Look through the records and report how many lines include the word "just", with no other words.
-=-=-=-=-
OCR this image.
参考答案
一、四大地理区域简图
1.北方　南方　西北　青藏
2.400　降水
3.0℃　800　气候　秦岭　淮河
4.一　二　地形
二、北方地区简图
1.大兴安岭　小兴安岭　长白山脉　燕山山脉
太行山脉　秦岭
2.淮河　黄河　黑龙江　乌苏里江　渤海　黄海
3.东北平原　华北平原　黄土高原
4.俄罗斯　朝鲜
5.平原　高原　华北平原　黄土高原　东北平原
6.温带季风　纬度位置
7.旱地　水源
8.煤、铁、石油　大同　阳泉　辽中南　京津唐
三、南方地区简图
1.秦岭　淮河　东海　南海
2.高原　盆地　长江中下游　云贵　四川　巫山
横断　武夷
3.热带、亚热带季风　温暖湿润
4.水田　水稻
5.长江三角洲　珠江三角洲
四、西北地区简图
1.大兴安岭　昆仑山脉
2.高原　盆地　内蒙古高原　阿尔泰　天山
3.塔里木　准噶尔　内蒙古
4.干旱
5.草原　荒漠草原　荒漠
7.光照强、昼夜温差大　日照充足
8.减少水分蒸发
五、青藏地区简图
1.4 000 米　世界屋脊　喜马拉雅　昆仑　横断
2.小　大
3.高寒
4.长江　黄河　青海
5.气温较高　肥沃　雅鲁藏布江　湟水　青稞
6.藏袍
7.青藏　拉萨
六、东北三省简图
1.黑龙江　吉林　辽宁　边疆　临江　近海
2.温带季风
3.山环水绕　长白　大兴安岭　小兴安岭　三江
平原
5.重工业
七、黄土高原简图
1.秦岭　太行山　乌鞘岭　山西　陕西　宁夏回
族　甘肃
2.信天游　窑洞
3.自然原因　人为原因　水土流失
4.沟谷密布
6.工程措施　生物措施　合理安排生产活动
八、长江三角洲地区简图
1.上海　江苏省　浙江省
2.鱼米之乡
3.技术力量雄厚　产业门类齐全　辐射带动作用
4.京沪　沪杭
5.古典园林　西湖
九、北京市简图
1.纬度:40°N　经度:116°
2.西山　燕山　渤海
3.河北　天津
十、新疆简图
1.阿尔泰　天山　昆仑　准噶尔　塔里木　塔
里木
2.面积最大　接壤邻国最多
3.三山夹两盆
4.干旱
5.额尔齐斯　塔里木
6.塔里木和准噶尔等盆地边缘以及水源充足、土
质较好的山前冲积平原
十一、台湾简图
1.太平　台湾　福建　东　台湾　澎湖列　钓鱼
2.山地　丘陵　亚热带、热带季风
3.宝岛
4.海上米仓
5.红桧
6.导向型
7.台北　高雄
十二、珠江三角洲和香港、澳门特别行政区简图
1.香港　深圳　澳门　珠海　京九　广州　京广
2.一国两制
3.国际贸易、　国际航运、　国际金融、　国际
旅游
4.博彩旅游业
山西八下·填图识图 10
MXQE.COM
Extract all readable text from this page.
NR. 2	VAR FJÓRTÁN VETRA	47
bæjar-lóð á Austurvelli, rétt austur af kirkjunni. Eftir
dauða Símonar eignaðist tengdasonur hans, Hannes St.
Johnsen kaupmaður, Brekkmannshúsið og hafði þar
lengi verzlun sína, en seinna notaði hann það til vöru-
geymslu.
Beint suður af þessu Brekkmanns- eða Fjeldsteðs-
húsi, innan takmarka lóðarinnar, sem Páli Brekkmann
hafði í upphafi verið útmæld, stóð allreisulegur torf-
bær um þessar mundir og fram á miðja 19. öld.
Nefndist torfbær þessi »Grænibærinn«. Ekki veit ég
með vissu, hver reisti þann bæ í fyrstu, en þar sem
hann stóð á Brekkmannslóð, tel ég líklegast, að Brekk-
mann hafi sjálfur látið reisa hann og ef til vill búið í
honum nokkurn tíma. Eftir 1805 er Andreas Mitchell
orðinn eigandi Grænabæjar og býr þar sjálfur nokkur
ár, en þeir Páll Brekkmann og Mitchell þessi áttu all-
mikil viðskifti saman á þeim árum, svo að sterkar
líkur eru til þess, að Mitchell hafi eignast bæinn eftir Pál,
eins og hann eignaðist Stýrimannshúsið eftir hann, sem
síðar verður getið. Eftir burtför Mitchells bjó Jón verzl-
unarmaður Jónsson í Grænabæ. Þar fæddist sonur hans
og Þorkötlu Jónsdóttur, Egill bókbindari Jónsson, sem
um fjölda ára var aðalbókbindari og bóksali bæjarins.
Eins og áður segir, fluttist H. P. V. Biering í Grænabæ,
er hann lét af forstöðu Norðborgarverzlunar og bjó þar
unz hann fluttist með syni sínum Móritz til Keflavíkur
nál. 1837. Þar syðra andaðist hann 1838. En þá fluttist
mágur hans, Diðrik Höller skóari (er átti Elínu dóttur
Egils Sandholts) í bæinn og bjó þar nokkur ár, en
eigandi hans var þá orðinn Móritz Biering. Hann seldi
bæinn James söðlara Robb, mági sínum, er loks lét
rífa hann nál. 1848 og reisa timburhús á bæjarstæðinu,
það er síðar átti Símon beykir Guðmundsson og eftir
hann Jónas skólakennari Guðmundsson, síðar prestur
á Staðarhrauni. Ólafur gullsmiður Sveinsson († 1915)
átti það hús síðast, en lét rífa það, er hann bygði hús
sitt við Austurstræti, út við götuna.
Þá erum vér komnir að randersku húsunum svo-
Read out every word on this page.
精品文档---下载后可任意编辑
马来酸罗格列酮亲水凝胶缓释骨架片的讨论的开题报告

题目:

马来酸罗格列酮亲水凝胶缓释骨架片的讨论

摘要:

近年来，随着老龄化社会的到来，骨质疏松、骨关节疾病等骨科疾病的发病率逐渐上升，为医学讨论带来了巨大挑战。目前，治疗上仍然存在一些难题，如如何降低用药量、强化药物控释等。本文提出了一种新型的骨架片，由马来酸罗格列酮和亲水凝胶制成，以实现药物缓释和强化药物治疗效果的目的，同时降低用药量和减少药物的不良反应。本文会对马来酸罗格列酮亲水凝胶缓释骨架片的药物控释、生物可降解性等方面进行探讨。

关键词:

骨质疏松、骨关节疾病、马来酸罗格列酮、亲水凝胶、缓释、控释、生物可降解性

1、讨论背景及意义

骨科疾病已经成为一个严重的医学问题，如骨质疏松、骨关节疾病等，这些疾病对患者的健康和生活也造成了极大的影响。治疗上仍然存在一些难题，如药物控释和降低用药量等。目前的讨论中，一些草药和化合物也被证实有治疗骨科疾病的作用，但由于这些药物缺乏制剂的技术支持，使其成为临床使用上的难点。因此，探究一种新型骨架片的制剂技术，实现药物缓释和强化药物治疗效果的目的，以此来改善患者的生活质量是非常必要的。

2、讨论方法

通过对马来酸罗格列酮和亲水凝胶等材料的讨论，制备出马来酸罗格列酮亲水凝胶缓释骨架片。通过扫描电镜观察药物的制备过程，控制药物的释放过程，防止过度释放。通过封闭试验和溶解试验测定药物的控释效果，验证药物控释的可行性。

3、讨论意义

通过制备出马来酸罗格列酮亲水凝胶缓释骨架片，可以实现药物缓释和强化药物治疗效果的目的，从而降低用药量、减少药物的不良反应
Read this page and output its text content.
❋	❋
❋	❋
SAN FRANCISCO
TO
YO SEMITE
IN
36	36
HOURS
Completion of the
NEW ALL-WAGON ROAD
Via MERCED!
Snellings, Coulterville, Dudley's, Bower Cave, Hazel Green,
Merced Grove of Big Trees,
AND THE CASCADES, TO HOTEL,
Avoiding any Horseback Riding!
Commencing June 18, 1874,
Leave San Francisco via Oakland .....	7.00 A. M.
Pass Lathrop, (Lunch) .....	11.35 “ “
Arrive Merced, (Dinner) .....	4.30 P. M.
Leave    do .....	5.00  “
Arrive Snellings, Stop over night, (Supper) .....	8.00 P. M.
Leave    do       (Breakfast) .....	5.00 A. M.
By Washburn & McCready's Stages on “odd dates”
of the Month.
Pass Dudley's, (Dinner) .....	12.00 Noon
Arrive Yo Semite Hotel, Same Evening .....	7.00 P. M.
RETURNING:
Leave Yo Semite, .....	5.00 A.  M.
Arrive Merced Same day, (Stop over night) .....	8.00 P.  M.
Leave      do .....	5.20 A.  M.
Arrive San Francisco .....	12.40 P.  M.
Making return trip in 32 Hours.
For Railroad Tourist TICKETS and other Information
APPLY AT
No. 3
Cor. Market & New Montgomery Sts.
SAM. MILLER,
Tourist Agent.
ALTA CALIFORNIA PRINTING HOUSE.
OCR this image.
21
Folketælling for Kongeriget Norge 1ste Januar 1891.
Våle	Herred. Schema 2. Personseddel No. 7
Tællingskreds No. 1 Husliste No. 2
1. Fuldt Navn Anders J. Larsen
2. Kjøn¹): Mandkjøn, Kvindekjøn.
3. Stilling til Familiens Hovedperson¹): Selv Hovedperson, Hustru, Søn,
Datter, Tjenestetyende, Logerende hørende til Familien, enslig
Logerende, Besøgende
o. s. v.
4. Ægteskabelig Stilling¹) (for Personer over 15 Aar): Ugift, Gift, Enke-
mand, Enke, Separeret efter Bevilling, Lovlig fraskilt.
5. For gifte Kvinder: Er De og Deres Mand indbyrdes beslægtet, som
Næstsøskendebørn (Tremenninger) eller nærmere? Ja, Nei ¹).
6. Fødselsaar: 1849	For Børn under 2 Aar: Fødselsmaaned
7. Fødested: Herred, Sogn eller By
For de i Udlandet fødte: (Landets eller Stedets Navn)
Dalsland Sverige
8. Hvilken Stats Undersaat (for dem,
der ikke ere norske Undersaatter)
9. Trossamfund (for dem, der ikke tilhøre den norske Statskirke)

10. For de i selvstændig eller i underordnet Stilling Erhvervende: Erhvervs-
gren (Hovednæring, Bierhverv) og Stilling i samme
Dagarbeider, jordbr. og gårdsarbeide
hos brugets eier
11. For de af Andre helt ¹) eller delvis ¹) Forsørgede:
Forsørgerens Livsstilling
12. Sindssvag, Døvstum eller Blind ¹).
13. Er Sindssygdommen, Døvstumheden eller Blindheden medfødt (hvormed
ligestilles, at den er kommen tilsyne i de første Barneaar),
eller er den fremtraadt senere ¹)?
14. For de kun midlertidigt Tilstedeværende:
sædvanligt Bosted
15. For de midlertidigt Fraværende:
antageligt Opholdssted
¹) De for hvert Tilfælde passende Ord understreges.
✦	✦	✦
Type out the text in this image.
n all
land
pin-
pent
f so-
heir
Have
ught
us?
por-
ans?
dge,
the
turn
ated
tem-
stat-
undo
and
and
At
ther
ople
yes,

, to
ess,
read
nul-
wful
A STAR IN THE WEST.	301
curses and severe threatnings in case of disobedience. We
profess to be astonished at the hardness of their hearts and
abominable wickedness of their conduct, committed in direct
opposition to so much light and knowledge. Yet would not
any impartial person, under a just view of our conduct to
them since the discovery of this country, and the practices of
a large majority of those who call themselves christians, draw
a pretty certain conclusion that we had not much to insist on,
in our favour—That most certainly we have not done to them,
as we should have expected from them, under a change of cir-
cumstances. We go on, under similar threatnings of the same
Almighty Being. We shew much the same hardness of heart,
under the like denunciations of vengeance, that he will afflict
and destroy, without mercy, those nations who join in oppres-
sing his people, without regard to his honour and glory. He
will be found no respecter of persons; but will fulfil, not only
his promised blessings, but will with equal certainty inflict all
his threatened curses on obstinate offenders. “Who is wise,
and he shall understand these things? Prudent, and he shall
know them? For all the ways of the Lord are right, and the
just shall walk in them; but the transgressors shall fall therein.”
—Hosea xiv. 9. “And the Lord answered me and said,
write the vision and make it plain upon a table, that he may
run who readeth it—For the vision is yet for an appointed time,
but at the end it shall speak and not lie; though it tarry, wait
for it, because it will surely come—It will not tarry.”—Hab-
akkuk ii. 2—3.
-=-=-=-=-
ANSWER TO THIS PROBLEM: 2